══ DATA TO USE

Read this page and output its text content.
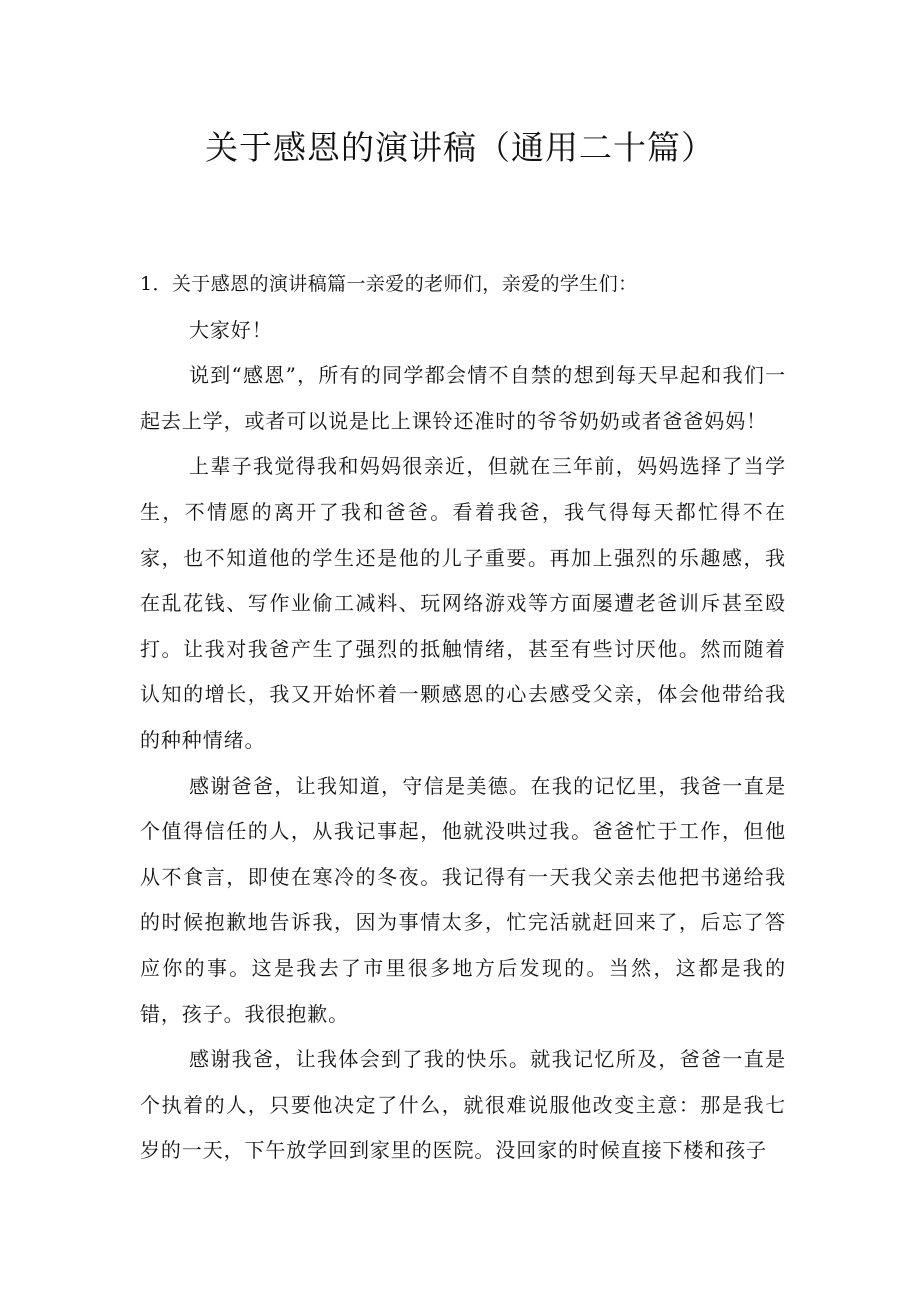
关于感恩的演讲稿（通用二十篇）

1．关于感恩的演讲稿篇一亲爱的老师们，亲爱的学生们：

大家好！

说到“感恩”，所有的同学都会情不自禁的想到每天早起和我们一起去上学，或者可以说是比上课铃还准时的爷爷奶奶或者爸爸妈妈！

上辈子我觉得我和妈妈很亲近，但就在三年前，妈妈选择了当学生，不情愿的离开了我和爸爸。看着我爸，我气得每天都忙得不在家，也不知道他的学生还是他的儿子重要。再加上强烈的乐趣感，我在乱花钱、写作业偷工减料、玩网络游戏等方面屡遭老爸训斥甚至殴打。让我对我爸产生了强烈的抵触情绪，甚至有些讨厌他。然而随着认知的增长，我又开始怀着一颗感恩的心去感受父亲，体会他带给我的种种情绪。

感谢爸爸，让我知道，守信是美德。在我的记忆里，我爸一直是个值得信任的人，从我记事起，他就没哄过我。爸爸忙于工作，但他从不食言，即使在寒冷的冬夜。我记得有一天我父亲去他把书递给我的时候抱歉地告诉我，因为事情太多，忙完活就赶回来了，后忘了答应你的事。这是我去了市里很多地方后发现的。当然，这都是我的错，孩子。我很抱歉。

感谢我爸，让我体会到了我的快乐。就我记忆所及，爸爸一直是个执着的人，只要他决定了什么，就很难说服他改变主意：那是我七岁的一天，下午放学回到家里的医院。没回家的时候直接下楼和孩子
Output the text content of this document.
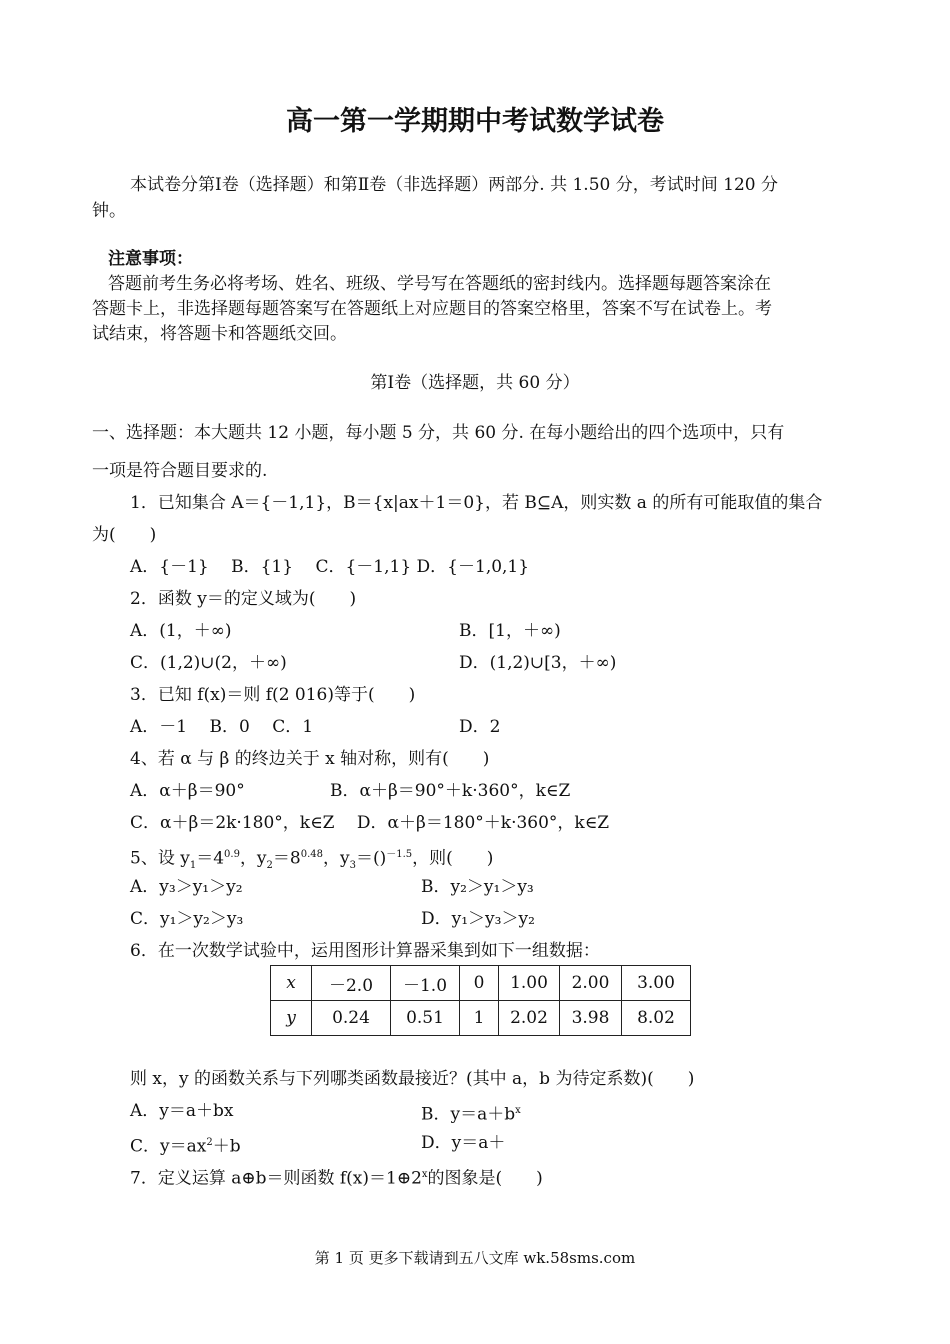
高一第一学期期中考试数学试卷
本试卷分第Ⅰ卷（选择题）和第Ⅱ卷（非选择题）两部分. 共 1.50 分，考试时间 120 分
钟。
注意事项：
答题前考生务必将考场、姓名、班级、学号写在答题纸的密封线内。选择题每题答案涂在
答题卡上，非选择题每题答案写在答题纸上对应题目的答案空格里，答案不写在试卷上。考
试结束，将答题卡和答题纸交回。
第Ⅰ卷（选择题，共 60 分）
一、选择题：本大题共 12 小题，每小题 5 分，共 60 分. 在每小题给出的四个选项中，只有
一项是符合题目要求的.
1．已知集合 A＝{－1,1}，B＝{x|ax＋1＝0}，若 B⊆A，则实数 a 的所有可能取值的集合
为(　　)
A．{－1}　 B．{1}　 C．{－1,1} D．{－1,0,1}
2．函数 y＝的定义域为(　　)
A．(1，＋∞)	B．[1，＋∞)
C．(1,2)∪(2，＋∞)	D．(1,2)∪[3，＋∞)
3．已知 f(x)＝则 f(2 016)等于(　　)
A．－1　 B．0　 C．1	D．2
4、若 α 与 β 的终边关于 x 轴对称，则有(　　)
A．α＋β＝90°	B．α＋β＝90°＋k·360°，k∈Z
C．α＋β＝2k·180°，k∈Z　 D．α＋β＝180°＋k·360°，k∈Z
5、设 $y_1=4^{0.9}$，$y_2=8^{0.48}$，$y_3=()^{-1.5}$，则(　　)
A．y₃＞y₁＞y₂	B．y₂＞y₁＞y₃
C．y₁＞y₂＞y₃	D．y₁＞y₃＞y₂
6．在一次数学试验中，运用图形计算器采集到如下一组数据：
x	－2.0	－1.0	0	1.00	2.00	3.00
y	0.24	0.51	1	2.02	3.98	8.02
则 x，y 的函数关系与下列哪类函数最接近？(其中 a，b 为待定系数)(　　)
A．y＝a＋bx	B．$y=a+b^x$
C．$y=ax^2+b$	D．y＝a＋
7．定义运算 a⊕b＝则函数 $f(x)=1\oplus 2^x$的图象是(　　)
第 1 页 更多下载请到五八文库 wk.58sms.com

════

_GIVEN INSTRUCTION_
Print all of the entries word for word. Omit the pictures they contain.

_ANSWER FOR THE TASK_
Read this page and output its text content.
关于感恩的演讲稿（通用二十篇）

1．关于感恩的演讲稿篇一亲爱的老师们，亲爱的学生们：

大家好！

说到“感恩”，所有的同学都会情不自禁的想到每天早起和我们一起去上学，或者可以说是比上课铃还准时的爷爷奶奶或者爸爸妈妈！

上辈子我觉得我和妈妈很亲近，但就在三年前，妈妈选择了当学生，不情愿的离开了我和爸爸。看着我爸，我气得每天都忙得不在家，也不知道他的学生还是他的儿子重要。再加上强烈的乐趣感，我在乱花钱、写作业偷工减料、玩网络游戏等方面屡遭老爸训斥甚至殴打。让我对我爸产生了强烈的抵触情绪，甚至有些讨厌他。然而随着认知的增长，我又开始怀着一颗感恩的心去感受父亲，体会他带给我的种种情绪。

感谢爸爸，让我知道，守信是美德。在我的记忆里，我爸一直是个值得信任的人，从我记事起，他就没哄过我。爸爸忙于工作，但他从不食言，即使在寒冷的冬夜。我记得有一天我父亲去他把书递给我的时候抱歉地告诉我，因为事情太多，忙完活就赶回来了，后忘了答应你的事。这是我去了市里很多地方后发现的。当然，这都是我的错，孩子。我很抱歉。

感谢我爸，让我体会到了我的快乐。就我记忆所及，爸爸一直是个执着的人，只要他决定了什么，就很难说服他改变主意：那是我七岁的一天，下午放学回到家里的医院。没回家的时候直接下楼和孩子
Output the text content of this document.
高一第一学期期中考试数学试卷
本试卷分第Ⅰ卷（选择题）和第Ⅱ卷（非选择题）两部分. 共 1.50 分，考试时间 120 分
钟。
注意事项：
答题前考生务必将考场、姓名、班级、学号写在答题纸的密封线内。选择题每题答案涂在
答题卡上，非选择题每题答案写在答题纸上对应题目的答案空格里，答案不写在试卷上。考
试结束，将答题卡和答题纸交回。
第Ⅰ卷（选择题，共 60 分）
一、选择题：本大题共 12 小题，每小题 5 分，共 60 分. 在每小题给出的四个选项中，只有
一项是符合题目要求的.
1．已知集合 A＝{－1,1}，B＝{x|ax＋1＝0}，若 B⊆A，则实数 a 的所有可能取值的集合
为(　　)
A．{－1}　 B．{1}　 C．{－1,1} D．{－1,0,1}
2．函数 y＝的定义域为(　　)
A．(1，＋∞)	B．[1，＋∞)
C．(1,2)∪(2，＋∞)	D．(1,2)∪[3，＋∞)
3．已知 f(x)＝则 f(2 016)等于(　　)
A．－1　 B．0　 C．1	D．2
4、若 α 与 β 的终边关于 x 轴对称，则有(　　)
A．α＋β＝90°	B．α＋β＝90°＋k·360°，k∈Z
C．α＋β＝2k·180°，k∈Z　 D．α＋β＝180°＋k·360°，k∈Z
5、设 $y_1=4^{0.9}$，$y_2=8^{0.48}$，$y_3=()^{-1.5}$，则(　　)
A．y₃＞y₁＞y₂	B．y₂＞y₁＞y₃
C．y₁＞y₂＞y₃	D．y₁＞y₃＞y₂
6．在一次数学试验中，运用图形计算器采集到如下一组数据：
x	－2.0	－1.0	0	1.00	2.00	3.00
y	0.24	0.51	1	2.02	3.98	8.02
则 x，y 的函数关系与下列哪类函数最接近？(其中 a，b 为待定系数)(　　)
A．y＝a＋bx	B．$y=a+b^x$
C．$y=ax^2+b$	D．y＝a＋
7．定义运算 a⊕b＝则函数 $f(x)=1\oplus 2^x$的图象是(　　)
第 1 页 更多下载请到五八文库 wk.58sms.com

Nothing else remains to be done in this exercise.